_Your instructions_
Copy the records below word for word, leaving out the pictures.

_Records shown_
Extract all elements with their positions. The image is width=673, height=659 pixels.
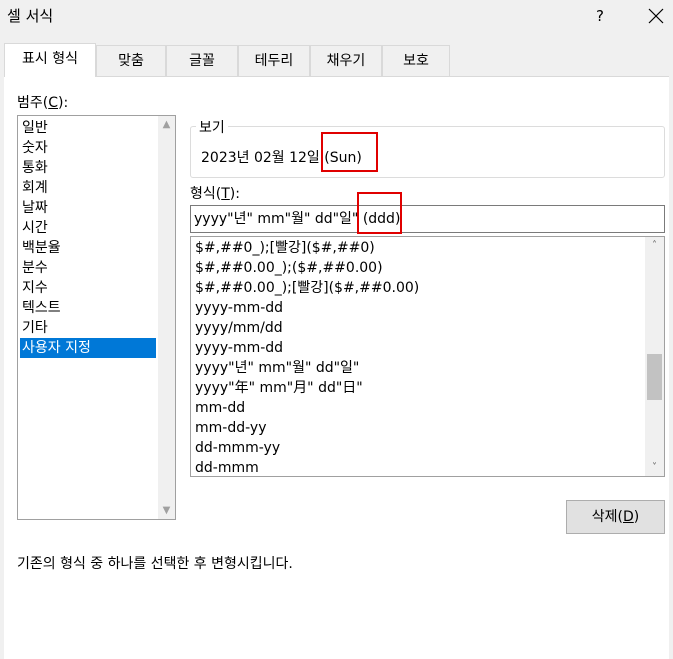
format-label: 형식(T):: [190, 186, 240, 202]
category-item[interactable]: 일반: [20, 118, 156, 138]
format-list-item[interactable]: $#,##0.00_);[빨강]($#,##0.00): [195, 278, 419, 298]
tab-protection[interactable]: 보호: [382, 45, 450, 76]
format-list-item[interactable]: $#,##0_);[빨강]($#,##0): [195, 238, 375, 258]
category-item[interactable]: 기타: [20, 318, 156, 338]
category-label: 범주(C):: [17, 95, 69, 111]
category-item[interactable]: 숫자: [20, 138, 156, 158]
title-bar: 셀 서식 ?: [0, 0, 673, 32]
tab-number-format[interactable]: 표시 형식: [4, 43, 96, 77]
category-item[interactable]: 텍스트: [20, 298, 156, 318]
format-list-item[interactable]: yyyy-mm-dd: [195, 298, 283, 318]
category-item-selected[interactable]: 사용자 지정: [20, 338, 156, 358]
format-input[interactable]: yyyy"년" mm"월" dd"일" (ddd): [190, 205, 665, 233]
help-button[interactable]: ?: [588, 3, 612, 29]
format-list-item[interactable]: mm-dd: [195, 398, 245, 418]
delete-button[interactable]: 삭제(D): [566, 500, 665, 534]
format-list-item[interactable]: $#,##0.00_);($#,##0.00): [195, 258, 383, 278]
scroll-up-icon[interactable]: ▲: [158, 116, 175, 133]
format-list-item[interactable]: yyyy/mm/dd: [195, 318, 283, 338]
annotation-highlight-box: [321, 132, 378, 172]
category-item[interactable]: 통화: [20, 158, 156, 178]
category-item[interactable]: 백분율: [20, 238, 156, 258]
window-title: 셀 서식: [7, 7, 54, 25]
annotation-highlight-box: [357, 192, 402, 234]
category-item[interactable]: 날짜: [20, 198, 156, 218]
close-icon: [648, 8, 664, 24]
format-list[interactable]: $#,##0_);[빨강]($#,##0) $#,##0.00_);($#,##…: [190, 236, 665, 477]
tab-alignment[interactable]: 맞춤: [96, 45, 166, 76]
description-text: 기존의 형식 중 하나를 선택한 후 변형시킵니다.: [17, 556, 293, 572]
format-list-scrollbar[interactable]: ˄ ˅: [645, 237, 664, 476]
scroll-down-icon[interactable]: ▼: [158, 502, 175, 519]
scroll-up-icon[interactable]: ˄: [645, 237, 664, 254]
category-item[interactable]: 회계: [20, 178, 156, 198]
tab-font[interactable]: 글꼴: [166, 45, 238, 76]
format-list-item[interactable]: dd-mmm: [195, 458, 259, 476]
scrollbar-thumb[interactable]: [647, 354, 662, 400]
close-button[interactable]: [643, 3, 669, 29]
sample-label: 보기: [196, 117, 228, 137]
format-list-item[interactable]: mm-dd-yy: [195, 418, 266, 438]
format-list-item[interactable]: yyyy-mm-dd: [195, 338, 283, 358]
category-list[interactable]: 일반 숫자 통화 회계 날짜 시간 백분율 분수 지수 텍스트 기타 사용자 지…: [17, 115, 176, 520]
category-scrollbar[interactable]: ▲ ▼: [158, 116, 175, 519]
category-item[interactable]: 시간: [20, 218, 156, 238]
format-list-item[interactable]: yyyy"年" mm"月" dd"日": [195, 378, 363, 398]
tab-border[interactable]: 테두리: [238, 45, 310, 76]
scroll-down-icon[interactable]: ˅: [645, 459, 664, 476]
category-item[interactable]: 지수: [20, 278, 156, 298]
format-list-item[interactable]: dd-mmm-yy: [195, 438, 280, 458]
format-list-item[interactable]: yyyy"년" mm"월" dd"일": [195, 358, 359, 378]
tab-fill[interactable]: 채우기: [310, 45, 382, 76]
category-item[interactable]: 분수: [20, 258, 156, 278]
tab-divider: [4, 76, 669, 77]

_Correct result_
Extract all elements with their positions. The image is width=673, height=659 pixels.
format-label: 형식(T):: [190, 186, 240, 202]
category-item[interactable]: 일반: [20, 118, 156, 138]
format-list-item[interactable]: $#,##0.00_);[빨강]($#,##0.00): [195, 278, 419, 298]
tab-protection[interactable]: 보호: [382, 45, 450, 76]
format-list-item[interactable]: $#,##0_);[빨강]($#,##0): [195, 238, 375, 258]
category-item[interactable]: 기타: [20, 318, 156, 338]
category-label: 범주(C):: [17, 95, 69, 111]
category-item[interactable]: 숫자: [20, 138, 156, 158]
title-bar: 셀 서식 ?: [0, 0, 673, 32]
tab-number-format[interactable]: 표시 형식: [4, 43, 96, 77]
category-item[interactable]: 텍스트: [20, 298, 156, 318]
format-list-item[interactable]: yyyy-mm-dd: [195, 298, 283, 318]
category-item-selected[interactable]: 사용자 지정: [20, 338, 156, 358]
format-input[interactable]: yyyy"년" mm"월" dd"일" (ddd): [190, 205, 665, 233]
help-button[interactable]: ?: [588, 3, 612, 29]
format-list-item[interactable]: mm-dd: [195, 398, 245, 418]
delete-button[interactable]: 삭제(D): [566, 500, 665, 534]
format-list-item[interactable]: $#,##0.00_);($#,##0.00): [195, 258, 383, 278]
scroll-up-icon[interactable]: ▲: [158, 116, 175, 133]
format-list-item[interactable]: yyyy/mm/dd: [195, 318, 283, 338]
annotation-highlight-box: [321, 132, 378, 172]
category-item[interactable]: 통화: [20, 158, 156, 178]
category-item[interactable]: 백분율: [20, 238, 156, 258]
window-title: 셀 서식: [7, 7, 54, 25]
annotation-highlight-box: [357, 192, 402, 234]
category-item[interactable]: 날짜: [20, 198, 156, 218]
close-icon: [648, 8, 664, 24]
format-list[interactable]: $#,##0_);[빨강]($#,##0) $#,##0.00_);($#,##…: [190, 236, 665, 477]
tab-alignment[interactable]: 맞춤: [96, 45, 166, 76]
description-text: 기존의 형식 중 하나를 선택한 후 변형시킵니다.: [17, 556, 293, 572]
format-list-scrollbar[interactable]: ˄ ˅: [645, 237, 664, 476]
scroll-down-icon[interactable]: ▼: [158, 502, 175, 519]
scroll-up-icon[interactable]: ˄: [645, 237, 664, 254]
category-item[interactable]: 회계: [20, 178, 156, 198]
tab-font[interactable]: 글꼴: [166, 45, 238, 76]
format-list-item[interactable]: dd-mmm: [195, 458, 259, 476]
scrollbar-thumb[interactable]: [647, 354, 662, 400]
close-button[interactable]: [643, 3, 669, 29]
sample-label: 보기: [196, 117, 228, 137]
format-list-item[interactable]: mm-dd-yy: [195, 418, 266, 438]
format-list-item[interactable]: yyyy-mm-dd: [195, 338, 283, 358]
category-list[interactable]: 일반 숫자 통화 회계 날짜 시간 백분율 분수 지수 텍스트 기타 사용자 지…: [17, 115, 176, 520]
category-scrollbar[interactable]: ▲ ▼: [158, 116, 175, 519]
category-item[interactable]: 시간: [20, 218, 156, 238]
format-list-item[interactable]: yyyy"年" mm"月" dd"日": [195, 378, 363, 398]
tab-border[interactable]: 테두리: [238, 45, 310, 76]
scroll-down-icon[interactable]: ˅: [645, 459, 664, 476]
category-item[interactable]: 지수: [20, 278, 156, 298]
format-list-item[interactable]: dd-mmm-yy: [195, 438, 280, 458]
format-list-item[interactable]: yyyy"년" mm"월" dd"일": [195, 358, 359, 378]
tab-fill[interactable]: 채우기: [310, 45, 382, 76]
category-item[interactable]: 분수: [20, 258, 156, 278]
tab-divider: [4, 76, 669, 77]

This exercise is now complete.